▸ GIVEN EXERCISE
From the entries below, gather every line containing the string "гарантии".

+ + + + + + +

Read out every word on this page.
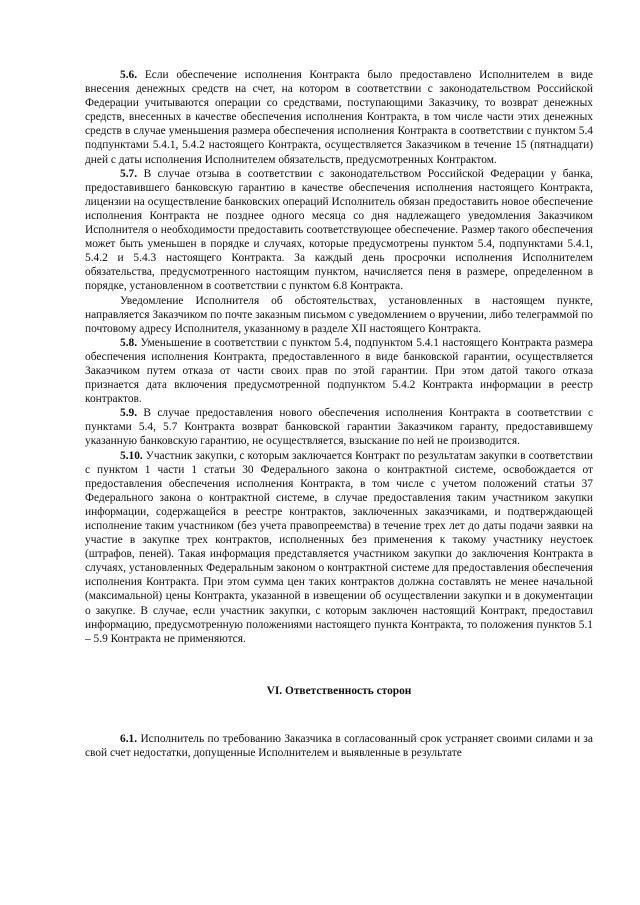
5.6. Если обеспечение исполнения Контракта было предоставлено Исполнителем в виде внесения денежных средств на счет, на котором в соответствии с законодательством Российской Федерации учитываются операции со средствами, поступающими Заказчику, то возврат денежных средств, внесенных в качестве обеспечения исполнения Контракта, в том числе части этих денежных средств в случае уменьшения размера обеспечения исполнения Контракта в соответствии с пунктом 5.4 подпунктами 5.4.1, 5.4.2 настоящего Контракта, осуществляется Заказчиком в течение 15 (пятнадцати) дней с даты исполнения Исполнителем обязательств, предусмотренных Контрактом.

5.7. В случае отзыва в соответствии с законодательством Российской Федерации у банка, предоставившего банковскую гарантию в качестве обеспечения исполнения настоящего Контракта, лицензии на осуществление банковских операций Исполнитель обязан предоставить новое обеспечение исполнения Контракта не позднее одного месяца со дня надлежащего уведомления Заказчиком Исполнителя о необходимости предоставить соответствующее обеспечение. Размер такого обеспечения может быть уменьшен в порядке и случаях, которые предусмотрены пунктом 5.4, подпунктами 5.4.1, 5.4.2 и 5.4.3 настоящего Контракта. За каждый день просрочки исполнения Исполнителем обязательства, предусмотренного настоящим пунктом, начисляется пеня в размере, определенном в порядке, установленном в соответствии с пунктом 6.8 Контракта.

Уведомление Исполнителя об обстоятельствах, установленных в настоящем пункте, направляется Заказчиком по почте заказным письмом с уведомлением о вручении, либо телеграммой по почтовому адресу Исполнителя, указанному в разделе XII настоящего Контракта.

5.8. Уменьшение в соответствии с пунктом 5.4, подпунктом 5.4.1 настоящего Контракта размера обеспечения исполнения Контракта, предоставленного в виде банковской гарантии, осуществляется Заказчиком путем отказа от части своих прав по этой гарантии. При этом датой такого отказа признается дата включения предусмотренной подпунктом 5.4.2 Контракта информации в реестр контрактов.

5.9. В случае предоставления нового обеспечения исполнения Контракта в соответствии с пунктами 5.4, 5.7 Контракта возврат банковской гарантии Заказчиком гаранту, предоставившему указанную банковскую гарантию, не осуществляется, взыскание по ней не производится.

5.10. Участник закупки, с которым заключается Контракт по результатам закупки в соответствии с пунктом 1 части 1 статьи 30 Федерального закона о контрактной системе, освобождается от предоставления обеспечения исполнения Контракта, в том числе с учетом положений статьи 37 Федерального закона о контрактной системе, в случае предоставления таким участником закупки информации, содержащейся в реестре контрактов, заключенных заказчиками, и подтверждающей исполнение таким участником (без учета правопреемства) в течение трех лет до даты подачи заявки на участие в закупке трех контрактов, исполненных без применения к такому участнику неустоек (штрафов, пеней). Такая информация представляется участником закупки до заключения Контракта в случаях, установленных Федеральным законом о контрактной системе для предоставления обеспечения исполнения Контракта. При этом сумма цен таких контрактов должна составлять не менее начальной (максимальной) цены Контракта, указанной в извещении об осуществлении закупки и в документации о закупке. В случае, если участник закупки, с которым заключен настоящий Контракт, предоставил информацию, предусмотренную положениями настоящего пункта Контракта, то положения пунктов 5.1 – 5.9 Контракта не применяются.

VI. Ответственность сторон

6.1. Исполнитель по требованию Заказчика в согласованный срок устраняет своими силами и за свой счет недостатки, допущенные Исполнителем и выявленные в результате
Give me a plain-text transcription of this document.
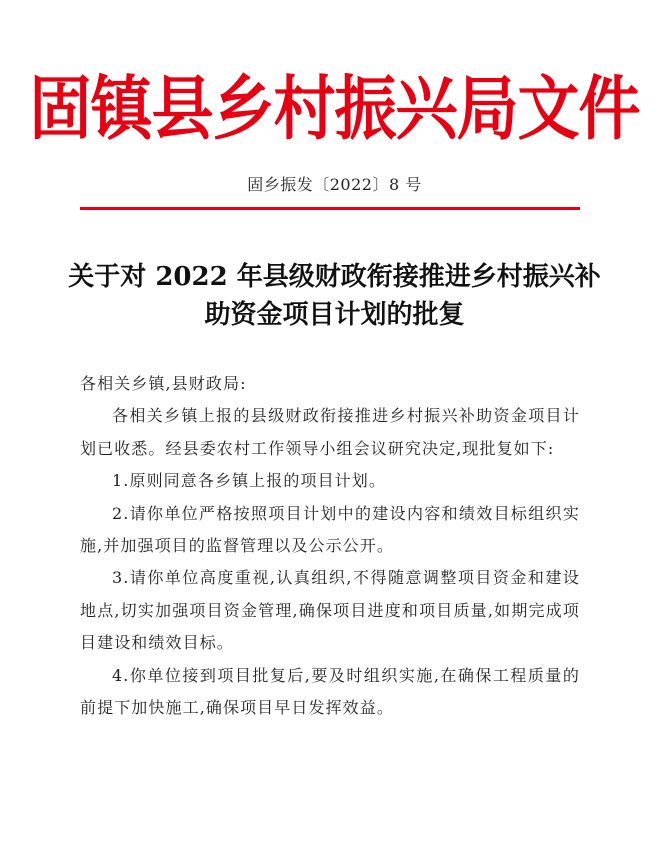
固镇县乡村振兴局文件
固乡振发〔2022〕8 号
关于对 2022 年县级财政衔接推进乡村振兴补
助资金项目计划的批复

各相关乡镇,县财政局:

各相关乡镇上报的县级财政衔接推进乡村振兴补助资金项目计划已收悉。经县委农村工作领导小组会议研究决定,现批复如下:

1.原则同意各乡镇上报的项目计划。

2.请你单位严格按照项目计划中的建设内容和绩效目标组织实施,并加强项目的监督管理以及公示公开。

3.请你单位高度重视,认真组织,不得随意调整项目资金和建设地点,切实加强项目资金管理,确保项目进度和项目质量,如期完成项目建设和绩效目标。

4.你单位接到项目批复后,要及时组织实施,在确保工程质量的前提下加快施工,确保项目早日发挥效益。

+ + + + + + +

▸ OUTPUT OF THE TASK
5.8. Уменьшение в соответствии с пунктом 5.4, подпунктом 5.4.1 настоящего Контракта размера обеспечения исполнения Контракта, предоставленного в виде банковской гарантии, осуществляется Заказчиком путем отказа от части своих прав по этой гарантии. При этом датой такого отказа признается дата включения предусмотренной подпунктом 5.4.2 Контракта информации в реестр контрактов.
5.9. В случае предоставления нового обеспечения исполнения Контракта в соответствии с пунктами 5.4, 5.7 Контракта возврат банковской гарантии Заказчиком гаранту, предоставившему указанную банковскую гарантию, не осуществляется, взыскание по ней не производится.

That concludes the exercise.